Information shown -
========================================================================

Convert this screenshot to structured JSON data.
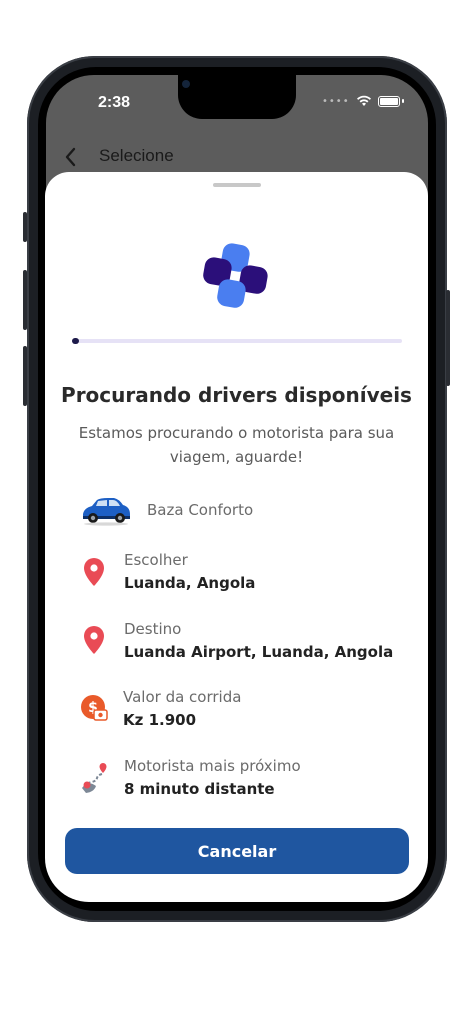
{
  "status_bar": {
    "time": "2:38"
  },
  "header": {
    "title": "Selecione"
  },
  "searching": {
    "title": "Procurando drivers disponíveis",
    "subtitle": "Estamos procurando o motorista para sua viagem, aguarde!",
    "progress": 0.02
  },
  "details": {
    "car": {
      "name": "Baza Conforto",
      "icon": "car-icon"
    },
    "pickup": {
      "label": "Escolher",
      "value": "Luanda, Angola",
      "icon": "location-pin-icon"
    },
    "destination": {
      "label": "Destino",
      "value": "Luanda Airport, Luanda, Angola",
      "icon": "location-pin-icon"
    },
    "fare": {
      "label": "Valor da corrida",
      "value": "Kz 1.900",
      "icon": "money-icon"
    },
    "driver": {
      "label": "Motorista mais próximo",
      "value": "8 minuto distante",
      "icon": "route-icon"
    }
  },
  "actions": {
    "cancel_label": "Cancelar"
  },
  "colors": {
    "primary": "#1f56a0",
    "pin": "#e94b55",
    "money": "#e95a2a",
    "logo_dark": "#2b0f7a",
    "logo_light": "#4a7ef0"
  }
}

========================================================================

Given request -
Print all entries exactly. The images do not belong in the copy.

Correct output -
Convert this screenshot to structured JSON data.
{
  "status_bar": {
    "time": "2:38"
  },
  "header": {
    "title": "Selecione"
  },
  "searching": {
    "title": "Procurando drivers disponíveis",
    "subtitle": "Estamos procurando o motorista para sua viagem, aguarde!",
    "progress": 0.02
  },
  "details": {
    "car": {
      "name": "Baza Conforto",
      "icon": "car-icon"
    },
    "pickup": {
      "label": "Escolher",
      "value": "Luanda, Angola",
      "icon": "location-pin-icon"
    },
    "destination": {
      "label": "Destino",
      "value": "Luanda Airport, Luanda, Angola",
      "icon": "location-pin-icon"
    },
    "fare": {
      "label": "Valor da corrida",
      "value": "Kz 1.900",
      "icon": "money-icon"
    },
    "driver": {
      "label": "Motorista mais próximo",
      "value": "8 minuto distante",
      "icon": "route-icon"
    }
  },
  "actions": {
    "cancel_label": "Cancelar"
  },
  "colors": {
    "primary": "#1f56a0",
    "pin": "#e94b55",
    "money": "#e95a2a",
    "logo_dark": "#2b0f7a",
    "logo_light": "#4a7ef0"
  }
}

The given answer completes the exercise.